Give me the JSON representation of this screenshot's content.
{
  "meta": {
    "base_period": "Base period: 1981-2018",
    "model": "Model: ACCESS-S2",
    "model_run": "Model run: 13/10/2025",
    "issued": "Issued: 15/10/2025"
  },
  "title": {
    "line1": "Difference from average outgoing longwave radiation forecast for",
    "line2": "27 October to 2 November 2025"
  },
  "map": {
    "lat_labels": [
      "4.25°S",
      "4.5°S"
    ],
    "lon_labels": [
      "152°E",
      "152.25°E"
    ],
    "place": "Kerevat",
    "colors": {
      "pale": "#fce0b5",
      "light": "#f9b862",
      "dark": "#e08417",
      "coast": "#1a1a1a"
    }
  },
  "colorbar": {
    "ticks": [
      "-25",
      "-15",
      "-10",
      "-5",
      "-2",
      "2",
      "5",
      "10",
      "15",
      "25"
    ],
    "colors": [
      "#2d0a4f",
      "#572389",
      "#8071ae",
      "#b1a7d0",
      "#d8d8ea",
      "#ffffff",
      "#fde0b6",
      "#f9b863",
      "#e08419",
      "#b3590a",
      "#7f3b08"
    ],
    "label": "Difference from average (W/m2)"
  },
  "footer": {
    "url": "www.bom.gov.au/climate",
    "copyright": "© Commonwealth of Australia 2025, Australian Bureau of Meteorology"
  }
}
-----
■ **Required task**: Check each line of the records for the word "from", and show the lines that contain it.

■ **Complete answer**:
    "line1": "Difference from average outgoing longwave radiation forecast for",
    "label": "Difference from average (W/m2)"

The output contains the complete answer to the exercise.